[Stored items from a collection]
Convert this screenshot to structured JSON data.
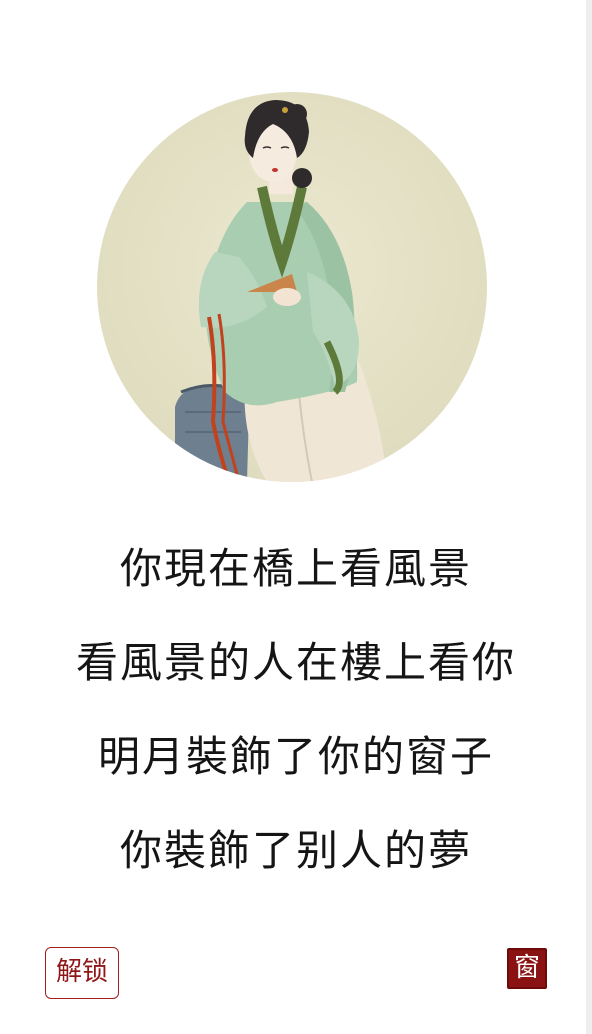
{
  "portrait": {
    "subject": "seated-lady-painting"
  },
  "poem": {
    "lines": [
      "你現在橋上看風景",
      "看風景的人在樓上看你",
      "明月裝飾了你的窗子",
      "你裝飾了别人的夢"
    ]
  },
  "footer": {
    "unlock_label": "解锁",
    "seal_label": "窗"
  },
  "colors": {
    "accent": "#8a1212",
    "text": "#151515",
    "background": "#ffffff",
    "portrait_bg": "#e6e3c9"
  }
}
==
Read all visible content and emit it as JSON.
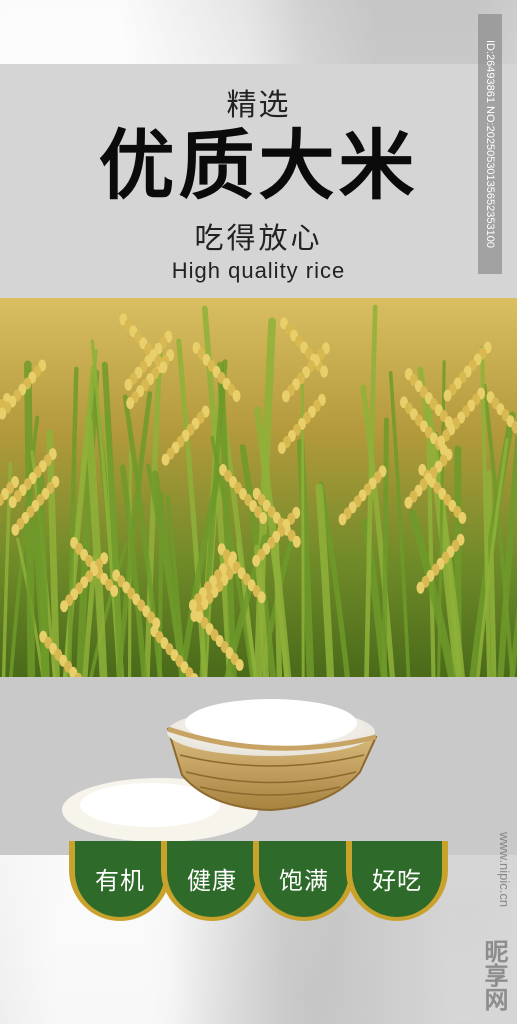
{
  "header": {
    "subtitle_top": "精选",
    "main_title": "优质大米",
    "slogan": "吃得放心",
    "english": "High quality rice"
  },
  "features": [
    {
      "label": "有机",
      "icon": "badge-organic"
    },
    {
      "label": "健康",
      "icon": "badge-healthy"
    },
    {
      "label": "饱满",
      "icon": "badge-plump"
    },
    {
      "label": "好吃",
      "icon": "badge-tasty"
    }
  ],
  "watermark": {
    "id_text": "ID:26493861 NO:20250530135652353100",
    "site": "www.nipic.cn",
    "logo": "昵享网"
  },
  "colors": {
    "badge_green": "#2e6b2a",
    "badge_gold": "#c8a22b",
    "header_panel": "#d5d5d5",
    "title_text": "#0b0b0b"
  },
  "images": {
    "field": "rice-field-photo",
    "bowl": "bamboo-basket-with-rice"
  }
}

What you are asked to do: Return all the lines that contain the string "rice".

Solved exercise:
    "english": "High quality rice"
    "field": "rice-field-photo",
    "bowl": "bamboo-basket-with-rice"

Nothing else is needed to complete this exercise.